• _Directions_:
Extract every line from the one containing "question-22-line2: 抽取了 4" to the one containing "pie-label-d: D bbox=[395, 297, 407, 312]", both included, and copy each without any change.

** Begin **

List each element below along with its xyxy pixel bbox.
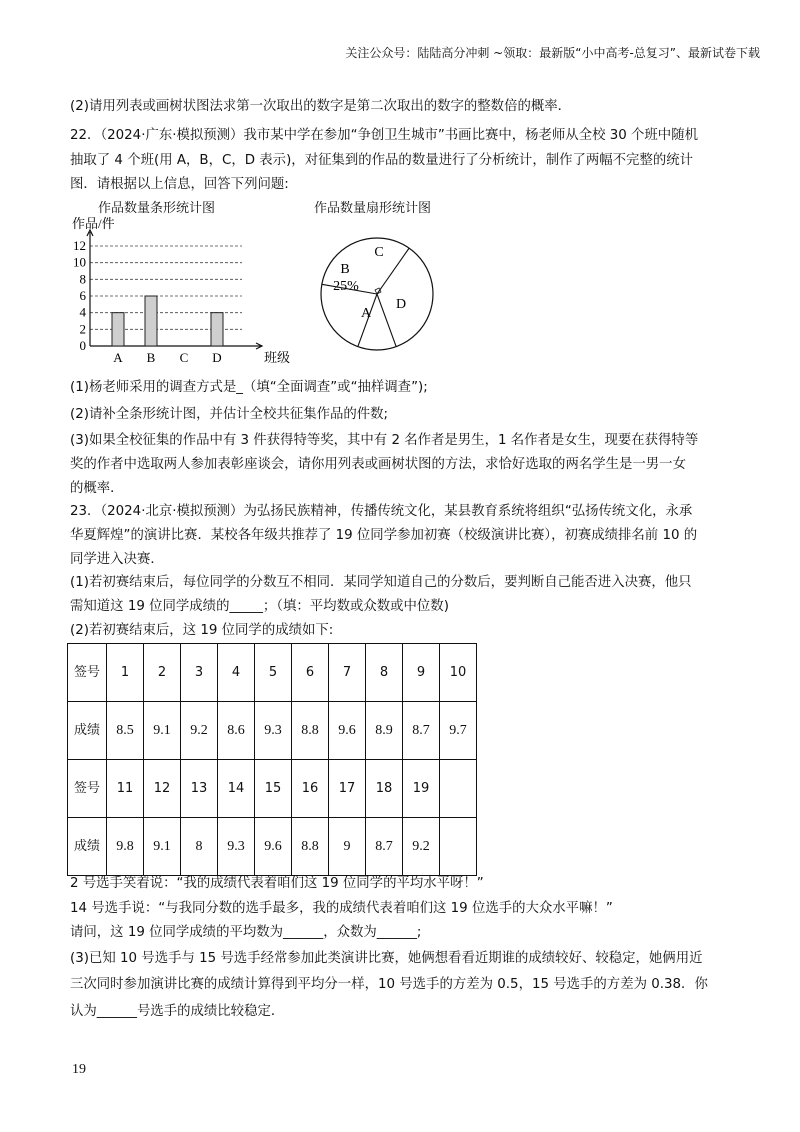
question-22-line2: 抽取了 4 个班(用 A，B，C，D 表示)，对征集到的作品的数量进行了分析统计，制作了两幅不完整的统计 bbox=[70, 153, 694, 168]
question-22-part1: (1)杨老师采用的调查方式是_（填“全面调查”或“抽样调查”); bbox=[70, 380, 428, 395]
question-22-part3-line1: (3)如果全校征集的作品中有 3 件获得特等奖，其中有 2 名作者是男生，1 名作者是女生，现要在获得特等 bbox=[70, 433, 699, 448]
y-tick-label: 12 bbox=[73, 238, 86, 253]
sign-cell bbox=[440, 760, 477, 818]
pie-chart-title: 作品数量扇形统计图 bbox=[314, 201, 432, 216]
table-row bbox=[68, 818, 477, 876]
y-axis-label: 作品/件 bbox=[72, 216, 115, 231]
sign-cell: 5 bbox=[255, 644, 292, 702]
question-23-part2-ask: 请问，这 19 位同学成绩的平均数为______，众数为______; bbox=[70, 925, 422, 940]
score-cell: 9.6 bbox=[255, 818, 292, 876]
pie-label-d: D bbox=[395, 297, 407, 312]
question-23-line1: 23．（2024·北京·模拟预测）为弘扬民族精神，传播传统文化，某县教育系统将组织“弘扬传统文化，永承 bbox=[70, 504, 693, 519]
sign-cell: 7 bbox=[329, 644, 366, 702]
score-cell: 8 bbox=[181, 818, 218, 876]
x-tick-label: B bbox=[146, 350, 156, 365]
table-row bbox=[68, 760, 477, 818]
sign-cell: 17 bbox=[329, 760, 366, 818]
question-23-part3-line3: 认为______号选手的成绩比较稳定． bbox=[70, 1004, 285, 1019]
table-row bbox=[68, 702, 477, 760]
score-cell: 9.2 bbox=[181, 702, 218, 760]
scores-table bbox=[67, 643, 477, 876]
score-cell: 8.7 bbox=[366, 818, 403, 876]
y-tick-label: 4 bbox=[79, 304, 86, 320]
sign-cell: 18 bbox=[366, 760, 403, 818]
question-22-part3-line3: 的概率． bbox=[70, 481, 124, 496]
score-cell: 9.2 bbox=[403, 818, 440, 876]
bar-chart bbox=[60, 210, 290, 370]
y-tick-label: 10 bbox=[73, 254, 86, 270]
pie-label-c: C bbox=[374, 245, 384, 260]
pie-label-a: A bbox=[360, 306, 372, 321]
sign-cell: 4 bbox=[218, 644, 255, 702]
pie-label-b-percent: 25% bbox=[333, 279, 359, 294]
sign-cell: 12 bbox=[144, 760, 181, 818]
score-cell: 8.7 bbox=[403, 702, 440, 760]
page-number: 19 bbox=[72, 1062, 86, 1077]
score-cell: 8.5 bbox=[107, 702, 144, 760]
score-cell: 8.6 bbox=[218, 702, 255, 760]
question-23-line3: 同学进入决赛． bbox=[70, 552, 164, 567]
sign-cell: 8 bbox=[366, 644, 403, 702]
sign-cell: 13 bbox=[181, 760, 218, 818]
sign-label-cell: 签号 bbox=[68, 760, 107, 818]
score-cell: 9.3 bbox=[255, 702, 292, 760]
question-23-part1-line1: (1)若初赛结束后，每位同学的分数互不相同．某同学知道自己的分数后，要判断自己能否进入决赛，他只 bbox=[70, 575, 692, 590]
bar-chart-title: 作品数量条形统计图 bbox=[98, 201, 216, 216]
sign-cell: 10 bbox=[440, 644, 477, 702]
score-cell: 8.8 bbox=[292, 818, 329, 876]
score-cell: 9.3 bbox=[218, 818, 255, 876]
y-tick-label: 2 bbox=[79, 321, 86, 337]
sign-cell: 11 bbox=[107, 760, 144, 818]
pie-chart bbox=[315, 232, 440, 357]
score-label-cell: 成绩 bbox=[68, 818, 107, 876]
bar-B bbox=[145, 296, 157, 346]
y-tick-label: 6 bbox=[79, 288, 86, 303]
score-cell bbox=[440, 818, 477, 876]
score-cell: 8.8 bbox=[292, 702, 329, 760]
score-cell: 9.7 bbox=[440, 702, 477, 760]
page-header: 关注公众号：陆陆高分冲刺 ~领取：最新版“小中高考-总复习”、最新试卷下载 bbox=[345, 46, 760, 60]
sign-cell: 3 bbox=[181, 644, 218, 702]
score-cell: 9.6 bbox=[329, 702, 366, 760]
sign-cell: 6 bbox=[292, 644, 329, 702]
x-tick-label: C bbox=[179, 350, 189, 365]
score-cell: 9.8 bbox=[107, 818, 144, 876]
question-23-part3-line2: 三次同时参加演讲比赛的成绩计算得到平均分一样，10 号选手的方差为 0.5，15 号选手的方差为 0.38．你 bbox=[70, 977, 708, 992]
y-tick-label: 8 bbox=[79, 271, 86, 287]
x-tick-label: D bbox=[212, 350, 222, 365]
sign-cell: 15 bbox=[255, 760, 292, 818]
question-23-part2: (2)若初赛结束后，这 19 位同学的成绩如下: bbox=[70, 623, 334, 638]
question-22-line3: 图．请根据以上信息，回答下列问题: bbox=[70, 177, 289, 192]
score-cell: 8.9 bbox=[366, 702, 403, 760]
bar-D bbox=[211, 313, 223, 346]
sign-cell: 2 bbox=[144, 644, 181, 702]
sign-cell: 19 bbox=[403, 760, 440, 818]
y-tick-label: 0 bbox=[79, 338, 86, 353]
score-cell: 9.1 bbox=[144, 702, 181, 760]
sign-cell: 1 bbox=[107, 644, 144, 702]
x-axis-label: 班级 bbox=[264, 350, 290, 365]
sign-cell: 16 bbox=[292, 760, 329, 818]
speaker-2-quote: 2 号选手笑着说：“我的成绩代表着咱们这 19 位同学的平均水平呀！” bbox=[70, 876, 484, 891]
question-23-part3-line1: (3)已知 10 号选手与 15 号选手经常参加此类演讲比赛，她俩想看看近期谁的成绩较好、较稳定，她俩用近 bbox=[70, 951, 703, 966]
sign-label-cell: 签号 bbox=[68, 644, 107, 702]
table-row bbox=[68, 644, 477, 702]
x-tick-label: A bbox=[113, 350, 123, 365]
question-23-part1-line2: 需知道这 19 位同学成绩的_____；（填：平均数或众数或中位数) bbox=[70, 599, 449, 614]
question-22-part3-line2: 奖的作者中选取两人参加表彰座谈会，请你用列表或画树状图的方法，求恰好选取的两名学生是一男一女 bbox=[70, 457, 686, 472]
question-22-line1: 22．（2024·广东·模拟预测）我市某中学在参加“争创卫生城市”书画比赛中，杨老师从全校 30 个班中随机 bbox=[70, 128, 698, 143]
sign-cell: 14 bbox=[218, 760, 255, 818]
question-21-part2: (2)请用列表或画树状图法求第一次取出的数字是第二次取出的数字的整数倍的概率． bbox=[70, 99, 572, 114]
question-23-line2: 华夏辉煌”的演讲比赛．某校各年级共推荐了 19 位同学参加初赛（校级演讲比赛），初赛成绩排名前 10 的 bbox=[70, 528, 698, 543]
pie-label-b: B bbox=[340, 262, 350, 277]
sign-cell: 9 bbox=[403, 644, 440, 702]
bar-A bbox=[112, 313, 124, 346]
score-cell: 9 bbox=[329, 818, 366, 876]
score-label-cell: 成绩 bbox=[68, 702, 107, 760]
speaker-14-quote: 14 号选手说：“与我同分数的选手最多，我的成绩代表着咱们这 19 位选手的大众水平嘛！” bbox=[70, 901, 613, 916]
question-22-part2: (2)请补全条形统计图，并估计全校共征集作品的件数; bbox=[70, 407, 389, 422]
score-cell: 9.1 bbox=[144, 818, 181, 876]
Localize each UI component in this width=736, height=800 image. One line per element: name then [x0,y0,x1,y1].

** End **

• _Solution to the exercise_:
question-22-line2: 抽取了 4 个班(用 A，B，C，D 表示)，对征集到的作品的数量进行了分析统计，制作了两幅不完整的统计 bbox=[70, 153, 694, 168]
question-22-part1: (1)杨老师采用的调查方式是_（填“全面调查”或“抽样调查”); bbox=[70, 380, 428, 395]
question-22-part3-line1: (3)如果全校征集的作品中有 3 件获得特等奖，其中有 2 名作者是男生，1 名作者是女生，现要在获得特等 bbox=[70, 433, 699, 448]
y-tick-label: 12 bbox=[73, 238, 86, 253]
sign-cell bbox=[440, 760, 477, 818]
pie-chart-title: 作品数量扇形统计图 bbox=[314, 201, 432, 216]
table-row bbox=[68, 818, 477, 876]
y-axis-label: 作品/件 bbox=[72, 216, 115, 231]
sign-cell: 5 bbox=[255, 644, 292, 702]
question-23-part2-ask: 请问，这 19 位同学成绩的平均数为______，众数为______; bbox=[70, 925, 422, 940]
score-cell: 9.6 bbox=[255, 818, 292, 876]
pie-label-d: D bbox=[395, 297, 407, 312]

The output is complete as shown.